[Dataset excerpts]
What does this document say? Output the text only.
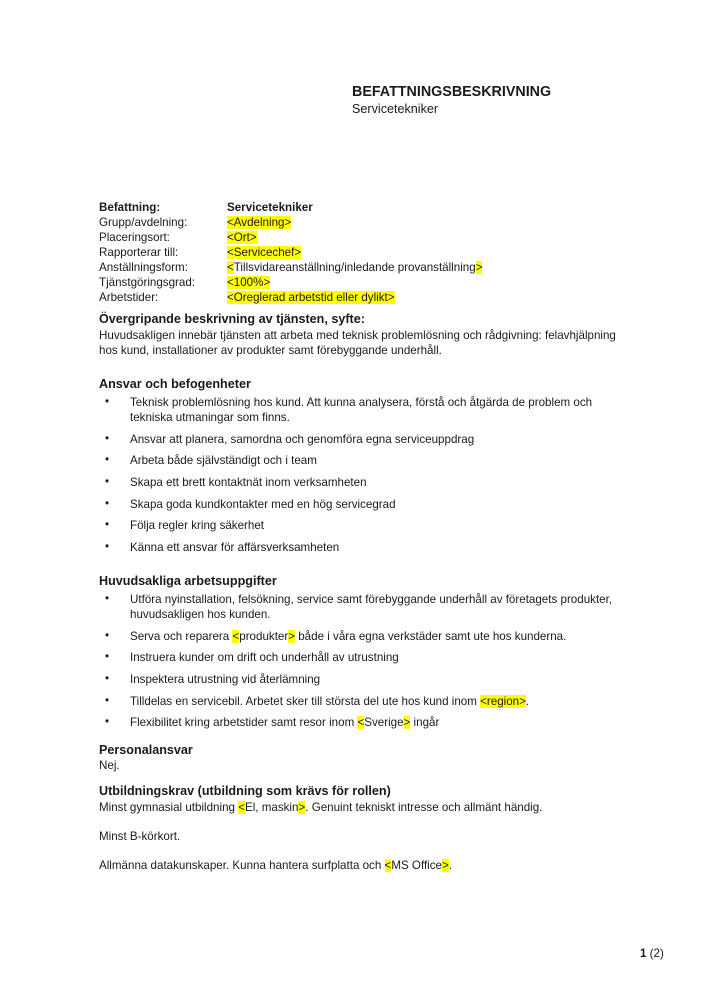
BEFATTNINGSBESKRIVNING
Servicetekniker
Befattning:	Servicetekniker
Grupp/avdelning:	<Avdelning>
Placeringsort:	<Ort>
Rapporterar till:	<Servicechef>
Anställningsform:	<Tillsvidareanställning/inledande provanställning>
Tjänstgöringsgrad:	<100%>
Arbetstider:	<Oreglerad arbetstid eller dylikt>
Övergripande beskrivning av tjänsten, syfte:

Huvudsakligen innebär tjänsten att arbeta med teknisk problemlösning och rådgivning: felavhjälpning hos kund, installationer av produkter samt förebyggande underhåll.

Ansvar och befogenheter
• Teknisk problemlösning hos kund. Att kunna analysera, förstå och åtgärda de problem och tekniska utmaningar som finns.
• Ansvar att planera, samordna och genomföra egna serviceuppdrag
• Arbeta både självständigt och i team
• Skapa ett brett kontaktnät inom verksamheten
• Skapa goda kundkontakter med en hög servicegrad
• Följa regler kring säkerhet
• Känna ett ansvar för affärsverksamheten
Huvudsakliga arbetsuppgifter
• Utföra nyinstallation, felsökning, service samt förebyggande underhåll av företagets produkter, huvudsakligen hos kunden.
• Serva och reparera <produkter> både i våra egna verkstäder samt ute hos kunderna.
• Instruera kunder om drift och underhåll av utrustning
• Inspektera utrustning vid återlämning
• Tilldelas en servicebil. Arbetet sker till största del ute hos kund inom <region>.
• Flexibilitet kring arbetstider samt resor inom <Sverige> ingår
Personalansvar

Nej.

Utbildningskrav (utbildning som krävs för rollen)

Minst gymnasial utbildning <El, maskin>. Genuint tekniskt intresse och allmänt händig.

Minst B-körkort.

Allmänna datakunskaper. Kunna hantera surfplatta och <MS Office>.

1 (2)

---

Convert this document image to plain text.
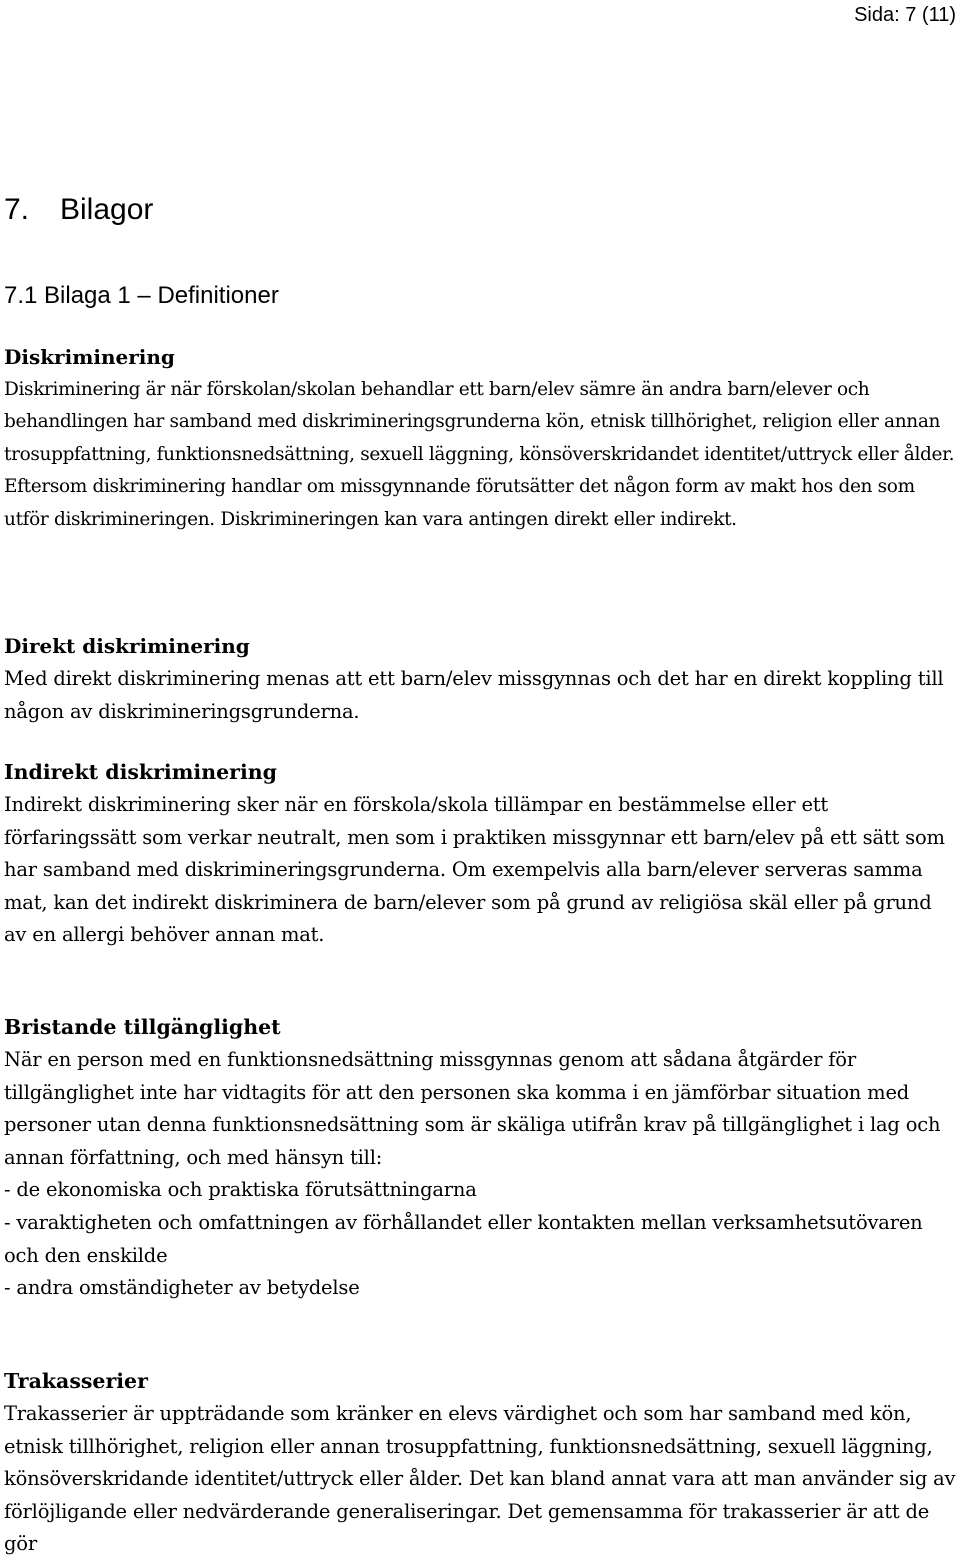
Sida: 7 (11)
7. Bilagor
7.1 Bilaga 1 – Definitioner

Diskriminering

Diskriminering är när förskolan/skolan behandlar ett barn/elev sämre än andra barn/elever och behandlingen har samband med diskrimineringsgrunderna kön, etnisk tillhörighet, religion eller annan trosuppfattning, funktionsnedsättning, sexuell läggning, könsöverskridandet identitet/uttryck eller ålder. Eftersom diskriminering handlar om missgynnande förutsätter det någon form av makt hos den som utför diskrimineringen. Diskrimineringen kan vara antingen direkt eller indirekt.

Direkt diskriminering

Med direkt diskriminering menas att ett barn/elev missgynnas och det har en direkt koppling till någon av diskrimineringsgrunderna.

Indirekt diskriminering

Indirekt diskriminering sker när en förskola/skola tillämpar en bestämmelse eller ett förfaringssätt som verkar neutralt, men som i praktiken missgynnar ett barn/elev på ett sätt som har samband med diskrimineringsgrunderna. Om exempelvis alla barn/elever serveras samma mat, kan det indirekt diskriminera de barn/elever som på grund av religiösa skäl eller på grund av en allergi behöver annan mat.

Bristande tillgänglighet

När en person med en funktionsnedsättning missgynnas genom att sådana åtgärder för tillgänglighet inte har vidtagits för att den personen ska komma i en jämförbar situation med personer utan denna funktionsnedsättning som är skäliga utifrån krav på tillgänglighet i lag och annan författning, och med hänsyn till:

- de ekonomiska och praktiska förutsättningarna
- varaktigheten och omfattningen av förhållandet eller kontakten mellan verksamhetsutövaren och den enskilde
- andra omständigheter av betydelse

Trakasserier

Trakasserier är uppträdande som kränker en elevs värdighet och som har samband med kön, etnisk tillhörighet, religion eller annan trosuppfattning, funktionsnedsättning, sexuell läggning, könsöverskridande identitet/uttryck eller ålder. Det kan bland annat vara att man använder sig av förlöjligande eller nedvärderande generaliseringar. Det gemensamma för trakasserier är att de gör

Goal of the exercise - If a line of the records above contains the word "text", count it; then give the total and nothing more.

Written solution - 2